▶ [TESTO DI PARTENZA]:
Entro il 2020 ci saranno oltre 20 miliardi di dispositivi connessi nel pianeta. Sempre entro il 2020 l’utente di internet medio avrà più di 200 account online ed entro il 2022 150 milioni di persone avranno identità digitali basate su blockchain. (…) Nella prima metà del 2018, oltre 4,5 miliardi di documenti sono stati compromessi da attacchi dolosi contro i 2,7 miliardi dell’intero 2017. (dato World Economic Forum sul Sole 24 Ore)

E ancora: Manca ancora un consensus sulla natura del flusso inarrestabile di dati che sempre più spesso percorrono e si intrecciano con la vita dell’umanità, cioè se siano un nuovo tipo di valuta che le aziende commercializzano oppure un bene pubblico che ha bisogno di una regolamentazione più stringente.

QUINDI?

Dobbiamo fare uno sforzo per smettere di considerare il web come qualcosa di astratto: i nostri dati, quelli che condividiamo attraverso gli oggetti smart e gli assistenti vocali, finiscono in posti ben precisi, in computer e server che qualcuno poi consulta. Le informazioni su di noi sono molto concrete e utili per le aziende.

▶ [DATI FORNITI]:
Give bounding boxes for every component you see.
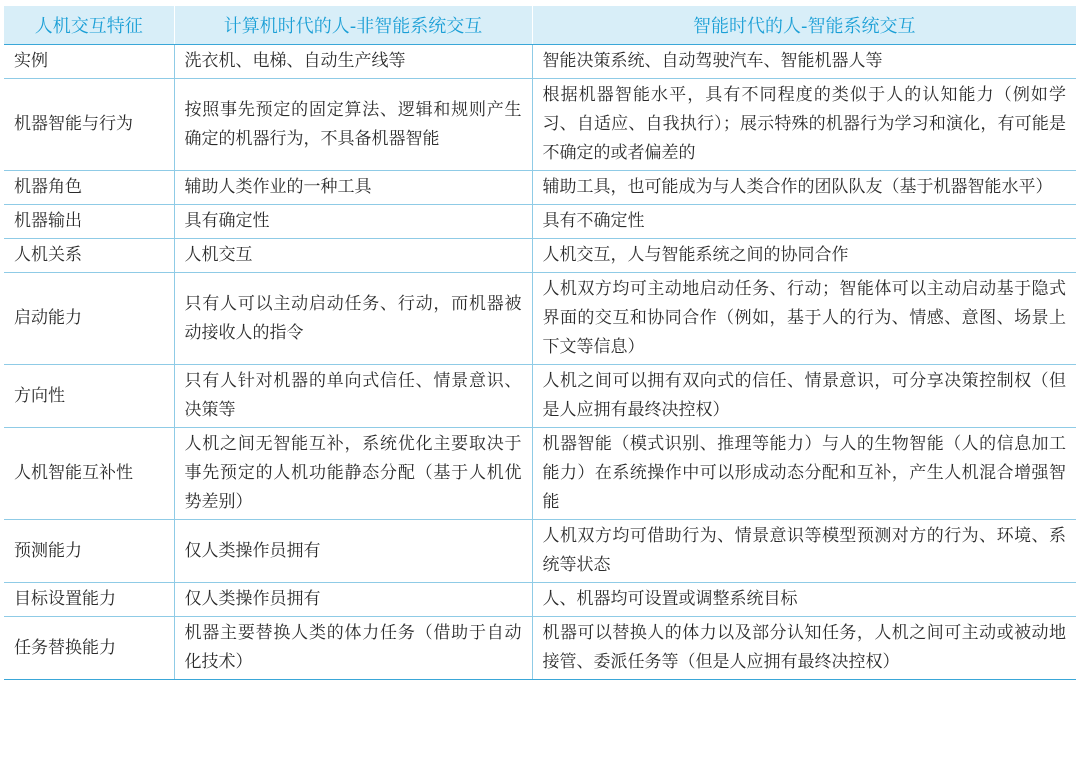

▶ [CONSEGNE DELL'ESERCIZIO]:
a) Ripeti parola per parola il passo del testo sui dati che va da "Dobbiamo fare uno" fino a "per le aziende." compreso.
b) Elenca tutti gli anni citati nel testo sui dati, indicando ciascuno una sola volta.
Il materiale proviene da una fonte diversa.

▶ [SOLUZIONI COMPLETE]:
a)
Dobbiamo fare uno sforzo per smettere di considerare il web come qualcosa di astratto: i nostri dati, quelli che condividiamo attraverso gli oggetti smart e gli assistenti vocali, finiscono in posti ben precisi, in computer e server che qualcuno poi consulta. Le informazioni su di noi sono molto concrete e utili per le aziende.

b) 2020, 2022, 2018, 2017